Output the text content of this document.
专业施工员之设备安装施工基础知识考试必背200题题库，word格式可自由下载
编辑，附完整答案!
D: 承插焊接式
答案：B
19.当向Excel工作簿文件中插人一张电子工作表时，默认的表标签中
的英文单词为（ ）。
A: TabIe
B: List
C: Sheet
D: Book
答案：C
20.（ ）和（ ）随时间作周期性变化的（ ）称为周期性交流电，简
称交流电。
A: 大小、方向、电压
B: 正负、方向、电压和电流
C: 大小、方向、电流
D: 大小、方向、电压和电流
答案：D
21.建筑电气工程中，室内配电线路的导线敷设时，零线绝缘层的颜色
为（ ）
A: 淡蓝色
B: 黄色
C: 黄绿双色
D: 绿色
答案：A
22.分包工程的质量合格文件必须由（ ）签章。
· · ·
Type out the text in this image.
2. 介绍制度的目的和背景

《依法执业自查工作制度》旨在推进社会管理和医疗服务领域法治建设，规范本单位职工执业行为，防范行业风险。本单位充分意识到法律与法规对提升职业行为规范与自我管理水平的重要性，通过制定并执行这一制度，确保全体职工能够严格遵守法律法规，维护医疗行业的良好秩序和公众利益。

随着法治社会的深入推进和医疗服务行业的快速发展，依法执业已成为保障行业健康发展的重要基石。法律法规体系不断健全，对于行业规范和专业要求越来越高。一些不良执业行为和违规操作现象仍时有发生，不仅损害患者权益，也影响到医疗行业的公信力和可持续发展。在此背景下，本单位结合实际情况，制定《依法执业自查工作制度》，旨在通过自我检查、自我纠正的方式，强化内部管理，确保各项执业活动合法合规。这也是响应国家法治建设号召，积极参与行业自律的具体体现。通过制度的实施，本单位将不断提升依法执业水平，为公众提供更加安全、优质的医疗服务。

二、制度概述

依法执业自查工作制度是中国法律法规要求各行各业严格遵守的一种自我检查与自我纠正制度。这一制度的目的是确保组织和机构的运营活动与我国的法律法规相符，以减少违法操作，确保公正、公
· · ·
▸ **REQUIREMENTS**
State only the number of lines in these entries that contain "text".

▸ **ANSWER**
2